Dataset items:
** Begin **

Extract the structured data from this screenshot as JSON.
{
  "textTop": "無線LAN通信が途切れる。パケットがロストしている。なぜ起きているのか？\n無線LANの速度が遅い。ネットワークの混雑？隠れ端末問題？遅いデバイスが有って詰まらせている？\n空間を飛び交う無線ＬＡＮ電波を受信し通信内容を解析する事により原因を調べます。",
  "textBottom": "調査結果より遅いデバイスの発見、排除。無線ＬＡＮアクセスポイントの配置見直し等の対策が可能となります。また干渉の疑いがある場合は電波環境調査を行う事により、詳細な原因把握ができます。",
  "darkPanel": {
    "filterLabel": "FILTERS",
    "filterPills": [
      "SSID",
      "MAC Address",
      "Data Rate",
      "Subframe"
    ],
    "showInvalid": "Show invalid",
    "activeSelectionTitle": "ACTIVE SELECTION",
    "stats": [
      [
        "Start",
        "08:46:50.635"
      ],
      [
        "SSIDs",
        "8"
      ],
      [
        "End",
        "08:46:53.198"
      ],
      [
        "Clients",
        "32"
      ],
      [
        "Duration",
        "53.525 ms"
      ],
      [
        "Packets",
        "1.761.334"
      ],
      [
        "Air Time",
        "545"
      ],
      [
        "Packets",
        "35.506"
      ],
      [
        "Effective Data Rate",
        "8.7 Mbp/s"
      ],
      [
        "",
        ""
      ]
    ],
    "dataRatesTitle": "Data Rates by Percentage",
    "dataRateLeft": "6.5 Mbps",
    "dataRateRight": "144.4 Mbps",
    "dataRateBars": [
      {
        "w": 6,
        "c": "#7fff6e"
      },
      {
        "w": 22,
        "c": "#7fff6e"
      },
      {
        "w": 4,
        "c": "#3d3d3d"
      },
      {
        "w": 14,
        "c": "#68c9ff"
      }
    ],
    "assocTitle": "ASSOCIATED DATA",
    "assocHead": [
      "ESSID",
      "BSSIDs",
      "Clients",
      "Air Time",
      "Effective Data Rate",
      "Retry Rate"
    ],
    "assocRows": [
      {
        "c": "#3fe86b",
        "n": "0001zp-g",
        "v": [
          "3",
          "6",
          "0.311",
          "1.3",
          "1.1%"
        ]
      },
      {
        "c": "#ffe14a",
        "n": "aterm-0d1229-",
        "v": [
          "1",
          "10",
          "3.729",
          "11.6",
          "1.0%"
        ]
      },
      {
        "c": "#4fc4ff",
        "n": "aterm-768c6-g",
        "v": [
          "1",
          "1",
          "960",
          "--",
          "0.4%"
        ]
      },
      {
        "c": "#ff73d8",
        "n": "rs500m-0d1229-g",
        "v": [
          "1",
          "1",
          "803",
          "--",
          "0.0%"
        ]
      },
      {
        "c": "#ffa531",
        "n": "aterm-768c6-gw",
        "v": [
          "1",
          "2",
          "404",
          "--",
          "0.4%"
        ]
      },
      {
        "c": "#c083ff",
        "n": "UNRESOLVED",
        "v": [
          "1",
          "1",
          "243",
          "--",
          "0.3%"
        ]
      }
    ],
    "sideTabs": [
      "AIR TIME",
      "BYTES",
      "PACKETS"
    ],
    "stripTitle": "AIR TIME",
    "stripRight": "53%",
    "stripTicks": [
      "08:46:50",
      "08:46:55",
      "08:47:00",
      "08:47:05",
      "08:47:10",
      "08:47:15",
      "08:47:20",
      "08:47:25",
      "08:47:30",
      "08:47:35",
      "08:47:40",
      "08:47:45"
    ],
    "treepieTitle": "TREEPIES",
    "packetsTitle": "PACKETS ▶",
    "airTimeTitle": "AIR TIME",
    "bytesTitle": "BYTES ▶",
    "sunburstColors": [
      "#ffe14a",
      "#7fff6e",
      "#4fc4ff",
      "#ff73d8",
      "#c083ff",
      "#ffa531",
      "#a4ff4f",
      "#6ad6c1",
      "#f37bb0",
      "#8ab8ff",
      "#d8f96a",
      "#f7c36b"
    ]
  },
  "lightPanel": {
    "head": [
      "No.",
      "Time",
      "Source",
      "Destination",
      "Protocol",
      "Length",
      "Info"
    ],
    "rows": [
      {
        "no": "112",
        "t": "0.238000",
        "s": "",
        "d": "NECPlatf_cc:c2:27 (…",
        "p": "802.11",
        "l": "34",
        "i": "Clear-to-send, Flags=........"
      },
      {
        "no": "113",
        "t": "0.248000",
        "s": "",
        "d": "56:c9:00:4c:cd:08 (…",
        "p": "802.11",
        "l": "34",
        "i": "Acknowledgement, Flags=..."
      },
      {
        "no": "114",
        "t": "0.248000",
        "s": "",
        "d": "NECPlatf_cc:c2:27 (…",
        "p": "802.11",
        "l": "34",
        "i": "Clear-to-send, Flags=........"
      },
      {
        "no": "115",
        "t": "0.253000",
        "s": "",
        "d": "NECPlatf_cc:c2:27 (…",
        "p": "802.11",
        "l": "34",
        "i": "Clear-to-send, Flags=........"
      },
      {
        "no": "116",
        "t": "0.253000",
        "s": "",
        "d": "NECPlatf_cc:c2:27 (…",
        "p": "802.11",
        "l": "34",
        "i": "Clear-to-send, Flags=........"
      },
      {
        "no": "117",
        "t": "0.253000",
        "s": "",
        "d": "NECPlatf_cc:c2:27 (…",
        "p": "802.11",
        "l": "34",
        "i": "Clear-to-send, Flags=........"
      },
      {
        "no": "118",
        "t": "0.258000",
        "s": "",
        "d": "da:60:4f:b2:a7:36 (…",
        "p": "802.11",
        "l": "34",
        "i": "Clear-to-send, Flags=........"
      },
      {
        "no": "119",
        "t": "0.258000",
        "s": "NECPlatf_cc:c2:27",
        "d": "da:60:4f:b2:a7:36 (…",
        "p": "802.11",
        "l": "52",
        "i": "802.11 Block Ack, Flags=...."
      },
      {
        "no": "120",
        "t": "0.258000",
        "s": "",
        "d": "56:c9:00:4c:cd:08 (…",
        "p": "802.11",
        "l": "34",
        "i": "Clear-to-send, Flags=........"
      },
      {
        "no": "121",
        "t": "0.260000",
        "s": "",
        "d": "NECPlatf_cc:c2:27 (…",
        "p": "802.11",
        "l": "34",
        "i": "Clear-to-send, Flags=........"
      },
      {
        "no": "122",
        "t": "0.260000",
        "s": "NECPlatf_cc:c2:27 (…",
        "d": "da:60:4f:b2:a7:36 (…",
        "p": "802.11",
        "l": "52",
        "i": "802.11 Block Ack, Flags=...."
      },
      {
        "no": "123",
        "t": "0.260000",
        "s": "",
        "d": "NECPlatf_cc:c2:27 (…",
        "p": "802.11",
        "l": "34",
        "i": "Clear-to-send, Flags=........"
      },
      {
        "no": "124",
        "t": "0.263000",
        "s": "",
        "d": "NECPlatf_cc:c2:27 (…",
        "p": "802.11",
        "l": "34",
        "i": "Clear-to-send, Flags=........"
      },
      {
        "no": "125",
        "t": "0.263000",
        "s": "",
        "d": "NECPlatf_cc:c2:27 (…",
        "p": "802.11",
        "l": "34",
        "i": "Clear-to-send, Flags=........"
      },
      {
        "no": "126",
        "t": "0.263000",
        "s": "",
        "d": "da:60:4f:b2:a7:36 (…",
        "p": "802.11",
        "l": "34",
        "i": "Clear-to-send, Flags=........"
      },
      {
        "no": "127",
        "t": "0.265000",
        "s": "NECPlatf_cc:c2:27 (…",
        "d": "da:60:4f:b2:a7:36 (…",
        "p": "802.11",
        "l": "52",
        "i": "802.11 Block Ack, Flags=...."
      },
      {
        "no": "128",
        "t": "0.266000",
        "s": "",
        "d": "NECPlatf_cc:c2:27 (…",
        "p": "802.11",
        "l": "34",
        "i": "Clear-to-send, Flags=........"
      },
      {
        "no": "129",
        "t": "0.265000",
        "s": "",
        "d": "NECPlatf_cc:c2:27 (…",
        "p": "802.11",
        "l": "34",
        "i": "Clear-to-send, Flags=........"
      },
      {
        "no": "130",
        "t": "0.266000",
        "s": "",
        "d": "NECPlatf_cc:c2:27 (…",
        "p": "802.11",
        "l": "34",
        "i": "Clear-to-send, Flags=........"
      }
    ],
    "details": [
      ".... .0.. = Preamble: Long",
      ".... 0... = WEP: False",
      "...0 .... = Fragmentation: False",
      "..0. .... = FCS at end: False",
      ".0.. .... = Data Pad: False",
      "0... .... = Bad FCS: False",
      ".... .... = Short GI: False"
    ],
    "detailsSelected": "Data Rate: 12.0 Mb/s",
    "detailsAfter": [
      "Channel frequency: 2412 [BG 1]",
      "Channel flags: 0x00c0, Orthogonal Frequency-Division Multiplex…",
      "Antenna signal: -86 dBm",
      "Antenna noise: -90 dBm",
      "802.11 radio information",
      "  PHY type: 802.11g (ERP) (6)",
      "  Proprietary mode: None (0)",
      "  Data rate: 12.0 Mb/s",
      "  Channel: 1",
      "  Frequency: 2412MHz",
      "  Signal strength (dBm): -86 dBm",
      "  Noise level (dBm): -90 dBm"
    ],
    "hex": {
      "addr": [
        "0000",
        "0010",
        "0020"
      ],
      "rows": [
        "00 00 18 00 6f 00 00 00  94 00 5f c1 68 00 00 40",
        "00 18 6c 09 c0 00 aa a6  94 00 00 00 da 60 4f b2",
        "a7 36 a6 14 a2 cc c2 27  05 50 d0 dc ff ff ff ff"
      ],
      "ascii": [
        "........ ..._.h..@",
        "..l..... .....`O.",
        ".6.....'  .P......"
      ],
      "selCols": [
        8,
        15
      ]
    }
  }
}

** End **

§ Exercise
Report how many lines in these entries contain "Channel". Answer with the number only.

§ Output below
3